»»

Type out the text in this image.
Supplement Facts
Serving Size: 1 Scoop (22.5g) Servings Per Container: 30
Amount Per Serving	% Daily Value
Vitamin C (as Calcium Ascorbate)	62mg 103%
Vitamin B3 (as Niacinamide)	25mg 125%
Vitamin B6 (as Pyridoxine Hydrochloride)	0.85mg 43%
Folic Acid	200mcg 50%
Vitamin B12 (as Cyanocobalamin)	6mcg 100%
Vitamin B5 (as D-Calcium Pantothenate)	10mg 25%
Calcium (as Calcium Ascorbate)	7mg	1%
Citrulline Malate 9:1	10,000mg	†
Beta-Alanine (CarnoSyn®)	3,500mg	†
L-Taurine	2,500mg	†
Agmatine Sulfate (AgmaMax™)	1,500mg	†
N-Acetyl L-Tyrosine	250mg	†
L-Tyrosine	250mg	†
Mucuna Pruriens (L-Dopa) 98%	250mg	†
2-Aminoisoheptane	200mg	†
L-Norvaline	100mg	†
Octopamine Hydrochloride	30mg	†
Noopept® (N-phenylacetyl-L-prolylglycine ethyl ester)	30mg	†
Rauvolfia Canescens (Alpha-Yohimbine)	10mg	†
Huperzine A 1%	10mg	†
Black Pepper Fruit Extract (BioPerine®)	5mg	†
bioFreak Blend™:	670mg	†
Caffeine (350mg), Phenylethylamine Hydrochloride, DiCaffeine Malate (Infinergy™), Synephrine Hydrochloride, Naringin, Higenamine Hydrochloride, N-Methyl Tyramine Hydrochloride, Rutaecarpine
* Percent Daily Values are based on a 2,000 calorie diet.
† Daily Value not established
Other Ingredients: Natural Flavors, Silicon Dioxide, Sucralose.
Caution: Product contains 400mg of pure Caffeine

««

Short exercise -> Retype the records above exactly.

Solution to the exercise ->
Type out the text in this image.
Supplement Facts
Serving Size: 1 Scoop (22.5g) Servings Per Container: 30
Amount Per Serving	% Daily Value
Vitamin C (as Calcium Ascorbate)	62mg 103%
Vitamin B3 (as Niacinamide)	25mg 125%
Vitamin B6 (as Pyridoxine Hydrochloride)	0.85mg 43%
Folic Acid	200mcg 50%
Vitamin B12 (as Cyanocobalamin)	6mcg 100%
Vitamin B5 (as D-Calcium Pantothenate)	10mg 25%
Calcium (as Calcium Ascorbate)	7mg	1%
Citrulline Malate 9:1	10,000mg	†
Beta-Alanine (CarnoSyn®)	3,500mg	†
L-Taurine	2,500mg	†
Agmatine Sulfate (AgmaMax™)	1,500mg	†
N-Acetyl L-Tyrosine	250mg	†
L-Tyrosine	250mg	†
Mucuna Pruriens (L-Dopa) 98%	250mg	†
2-Aminoisoheptane	200mg	†
L-Norvaline	100mg	†
Octopamine Hydrochloride	30mg	†
Noopept® (N-phenylacetyl-L-prolylglycine ethyl ester)	30mg	†
Rauvolfia Canescens (Alpha-Yohimbine)	10mg	†
Huperzine A 1%	10mg	†
Black Pepper Fruit Extract (BioPerine®)	5mg	†
bioFreak Blend™:	670mg	†
Caffeine (350mg), Phenylethylamine Hydrochloride, DiCaffeine Malate (Infinergy™), Synephrine Hydrochloride, Naringin, Higenamine Hydrochloride, N-Methyl Tyramine Hydrochloride, Rutaecarpine
* Percent Daily Values are based on a 2,000 calorie diet.
† Daily Value not established
Other Ingredients: Natural Flavors, Silicon Dioxide, Sucralose.
Caution: Product contains 400mg of pure Caffeine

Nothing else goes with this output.